(Items listed in a dataset)
__________________________________________________
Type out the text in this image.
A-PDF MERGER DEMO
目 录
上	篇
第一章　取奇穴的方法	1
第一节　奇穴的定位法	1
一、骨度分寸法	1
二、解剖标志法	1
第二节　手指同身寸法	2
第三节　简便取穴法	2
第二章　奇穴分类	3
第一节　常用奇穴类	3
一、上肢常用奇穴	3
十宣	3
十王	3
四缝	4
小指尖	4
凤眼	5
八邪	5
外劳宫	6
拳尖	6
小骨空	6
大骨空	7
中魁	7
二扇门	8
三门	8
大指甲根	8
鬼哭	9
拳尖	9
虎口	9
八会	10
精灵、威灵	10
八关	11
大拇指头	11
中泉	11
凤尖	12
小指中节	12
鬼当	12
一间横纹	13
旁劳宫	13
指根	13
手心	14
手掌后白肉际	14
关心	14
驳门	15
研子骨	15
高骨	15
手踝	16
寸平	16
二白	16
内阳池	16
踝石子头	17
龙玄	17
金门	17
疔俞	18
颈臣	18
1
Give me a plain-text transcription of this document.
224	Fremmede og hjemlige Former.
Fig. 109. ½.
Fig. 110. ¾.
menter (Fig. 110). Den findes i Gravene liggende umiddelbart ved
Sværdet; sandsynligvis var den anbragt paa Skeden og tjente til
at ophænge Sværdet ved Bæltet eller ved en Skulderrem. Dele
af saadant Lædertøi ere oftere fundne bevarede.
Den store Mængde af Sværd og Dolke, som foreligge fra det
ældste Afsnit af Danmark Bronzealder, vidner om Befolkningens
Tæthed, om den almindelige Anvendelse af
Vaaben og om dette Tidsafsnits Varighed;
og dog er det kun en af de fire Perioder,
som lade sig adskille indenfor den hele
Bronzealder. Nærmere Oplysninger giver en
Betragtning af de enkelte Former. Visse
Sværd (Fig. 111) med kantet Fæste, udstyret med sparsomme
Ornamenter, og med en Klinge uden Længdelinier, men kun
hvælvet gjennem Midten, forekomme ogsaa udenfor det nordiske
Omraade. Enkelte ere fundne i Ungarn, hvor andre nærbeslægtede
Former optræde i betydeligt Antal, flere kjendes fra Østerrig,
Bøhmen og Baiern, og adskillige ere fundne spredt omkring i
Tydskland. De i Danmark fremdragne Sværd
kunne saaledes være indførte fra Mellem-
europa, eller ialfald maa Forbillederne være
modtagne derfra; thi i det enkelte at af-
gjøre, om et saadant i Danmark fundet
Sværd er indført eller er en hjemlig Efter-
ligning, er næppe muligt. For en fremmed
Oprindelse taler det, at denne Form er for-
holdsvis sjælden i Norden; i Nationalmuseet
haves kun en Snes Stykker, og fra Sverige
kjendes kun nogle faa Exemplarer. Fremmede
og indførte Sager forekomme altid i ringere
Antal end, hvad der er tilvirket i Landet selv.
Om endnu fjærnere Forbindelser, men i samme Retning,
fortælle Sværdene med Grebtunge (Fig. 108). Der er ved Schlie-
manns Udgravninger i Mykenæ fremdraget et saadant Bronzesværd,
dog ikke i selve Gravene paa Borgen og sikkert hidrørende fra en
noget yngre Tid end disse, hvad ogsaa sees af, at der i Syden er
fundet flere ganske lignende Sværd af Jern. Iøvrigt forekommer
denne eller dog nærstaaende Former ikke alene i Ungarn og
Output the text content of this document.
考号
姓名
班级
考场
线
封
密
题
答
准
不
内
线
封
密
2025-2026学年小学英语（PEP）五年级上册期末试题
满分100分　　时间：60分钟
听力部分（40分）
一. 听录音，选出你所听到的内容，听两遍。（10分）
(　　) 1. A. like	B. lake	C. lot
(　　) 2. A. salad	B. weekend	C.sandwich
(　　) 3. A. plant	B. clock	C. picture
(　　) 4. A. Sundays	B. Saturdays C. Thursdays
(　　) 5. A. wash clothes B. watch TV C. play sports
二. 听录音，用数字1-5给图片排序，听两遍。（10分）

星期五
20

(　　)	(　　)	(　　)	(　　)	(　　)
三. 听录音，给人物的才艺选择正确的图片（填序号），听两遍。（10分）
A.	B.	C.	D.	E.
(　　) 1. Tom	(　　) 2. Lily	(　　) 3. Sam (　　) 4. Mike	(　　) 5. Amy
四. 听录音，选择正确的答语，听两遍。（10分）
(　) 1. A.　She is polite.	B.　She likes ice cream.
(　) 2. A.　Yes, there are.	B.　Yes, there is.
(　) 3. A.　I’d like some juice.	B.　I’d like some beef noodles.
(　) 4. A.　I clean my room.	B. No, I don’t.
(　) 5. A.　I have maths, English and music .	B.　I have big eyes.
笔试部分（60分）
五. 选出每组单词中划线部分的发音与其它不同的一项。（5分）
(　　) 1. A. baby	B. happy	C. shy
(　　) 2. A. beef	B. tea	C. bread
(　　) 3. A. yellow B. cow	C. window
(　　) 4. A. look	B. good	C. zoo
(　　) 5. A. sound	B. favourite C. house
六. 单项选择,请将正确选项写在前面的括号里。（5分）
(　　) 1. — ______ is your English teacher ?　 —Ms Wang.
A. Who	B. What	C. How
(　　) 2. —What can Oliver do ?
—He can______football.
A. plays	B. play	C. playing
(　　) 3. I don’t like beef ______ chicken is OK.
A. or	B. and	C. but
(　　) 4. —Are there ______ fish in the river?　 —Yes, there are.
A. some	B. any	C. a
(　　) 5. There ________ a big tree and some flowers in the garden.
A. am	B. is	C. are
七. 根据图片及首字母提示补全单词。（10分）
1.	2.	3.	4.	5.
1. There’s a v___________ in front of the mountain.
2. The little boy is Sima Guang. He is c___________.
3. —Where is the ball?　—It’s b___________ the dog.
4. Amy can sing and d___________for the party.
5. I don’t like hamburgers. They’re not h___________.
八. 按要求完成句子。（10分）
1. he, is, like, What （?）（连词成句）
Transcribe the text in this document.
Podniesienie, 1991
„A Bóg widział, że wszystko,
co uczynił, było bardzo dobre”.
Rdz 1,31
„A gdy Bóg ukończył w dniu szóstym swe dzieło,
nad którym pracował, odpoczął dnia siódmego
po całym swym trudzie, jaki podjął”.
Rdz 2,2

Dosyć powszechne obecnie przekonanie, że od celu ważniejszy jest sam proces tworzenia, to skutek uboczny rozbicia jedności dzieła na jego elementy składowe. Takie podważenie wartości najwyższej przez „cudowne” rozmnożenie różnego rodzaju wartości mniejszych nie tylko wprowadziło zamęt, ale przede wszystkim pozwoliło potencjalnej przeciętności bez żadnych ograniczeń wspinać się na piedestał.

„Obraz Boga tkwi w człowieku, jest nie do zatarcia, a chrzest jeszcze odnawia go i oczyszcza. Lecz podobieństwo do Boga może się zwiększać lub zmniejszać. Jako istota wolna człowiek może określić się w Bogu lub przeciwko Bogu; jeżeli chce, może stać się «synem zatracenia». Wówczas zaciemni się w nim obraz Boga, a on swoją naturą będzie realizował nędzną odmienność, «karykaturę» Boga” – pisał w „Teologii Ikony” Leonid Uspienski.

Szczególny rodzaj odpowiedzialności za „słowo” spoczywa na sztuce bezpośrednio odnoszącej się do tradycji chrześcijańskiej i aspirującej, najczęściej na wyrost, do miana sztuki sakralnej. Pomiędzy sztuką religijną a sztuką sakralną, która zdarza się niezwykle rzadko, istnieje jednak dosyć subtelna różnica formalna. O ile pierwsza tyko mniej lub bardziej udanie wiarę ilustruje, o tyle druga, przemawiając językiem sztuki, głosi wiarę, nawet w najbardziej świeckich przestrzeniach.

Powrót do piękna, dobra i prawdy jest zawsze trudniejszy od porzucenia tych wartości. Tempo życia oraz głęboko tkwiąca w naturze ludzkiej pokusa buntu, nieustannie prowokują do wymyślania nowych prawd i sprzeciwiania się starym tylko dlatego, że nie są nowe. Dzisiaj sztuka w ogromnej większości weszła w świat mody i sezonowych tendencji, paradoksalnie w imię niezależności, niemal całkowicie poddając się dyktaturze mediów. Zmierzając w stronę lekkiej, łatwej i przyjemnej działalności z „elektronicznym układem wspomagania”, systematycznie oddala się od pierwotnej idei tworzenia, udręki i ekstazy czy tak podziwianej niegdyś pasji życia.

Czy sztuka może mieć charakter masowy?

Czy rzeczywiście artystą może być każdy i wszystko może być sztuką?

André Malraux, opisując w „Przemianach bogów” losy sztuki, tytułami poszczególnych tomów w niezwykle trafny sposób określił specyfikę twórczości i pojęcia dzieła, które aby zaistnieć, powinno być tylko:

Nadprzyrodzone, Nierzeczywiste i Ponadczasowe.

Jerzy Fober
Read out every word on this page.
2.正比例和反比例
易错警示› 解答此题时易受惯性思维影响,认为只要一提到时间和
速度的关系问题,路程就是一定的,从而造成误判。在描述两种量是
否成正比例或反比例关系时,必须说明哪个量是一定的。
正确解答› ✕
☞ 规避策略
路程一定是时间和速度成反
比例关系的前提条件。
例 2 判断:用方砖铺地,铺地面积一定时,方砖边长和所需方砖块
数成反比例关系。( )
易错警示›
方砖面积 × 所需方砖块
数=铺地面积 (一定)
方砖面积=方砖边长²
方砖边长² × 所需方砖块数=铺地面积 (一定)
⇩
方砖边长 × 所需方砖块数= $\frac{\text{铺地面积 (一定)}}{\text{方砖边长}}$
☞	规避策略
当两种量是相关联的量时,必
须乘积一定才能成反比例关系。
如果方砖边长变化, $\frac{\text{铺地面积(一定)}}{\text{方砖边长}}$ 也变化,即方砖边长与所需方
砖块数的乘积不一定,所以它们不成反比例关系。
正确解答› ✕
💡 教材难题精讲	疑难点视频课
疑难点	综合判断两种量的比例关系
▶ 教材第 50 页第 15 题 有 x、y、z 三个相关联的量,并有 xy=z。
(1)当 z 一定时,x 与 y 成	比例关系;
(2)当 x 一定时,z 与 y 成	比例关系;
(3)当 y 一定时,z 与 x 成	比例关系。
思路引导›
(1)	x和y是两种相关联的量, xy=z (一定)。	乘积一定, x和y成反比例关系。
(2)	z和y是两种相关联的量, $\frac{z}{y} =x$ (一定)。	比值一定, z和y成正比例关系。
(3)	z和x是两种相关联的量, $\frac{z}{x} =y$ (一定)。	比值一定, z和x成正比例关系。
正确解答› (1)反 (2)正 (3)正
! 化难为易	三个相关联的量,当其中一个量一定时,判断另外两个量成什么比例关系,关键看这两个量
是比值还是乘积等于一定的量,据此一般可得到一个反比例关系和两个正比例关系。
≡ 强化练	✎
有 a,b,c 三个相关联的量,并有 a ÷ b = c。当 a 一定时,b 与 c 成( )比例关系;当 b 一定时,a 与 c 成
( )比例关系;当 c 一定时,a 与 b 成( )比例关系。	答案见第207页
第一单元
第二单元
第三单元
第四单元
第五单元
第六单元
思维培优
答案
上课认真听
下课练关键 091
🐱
__________________________________________________
Exercise
Using the listing above, pull out all lines that hold the word "Sværdet".

Result of the exercise
Sværdet; sandsynligvis var den anbragt paa Skeden og tjente til
at ophænge Sværdet ved Bæltet eller ved en Skulderrem. Dele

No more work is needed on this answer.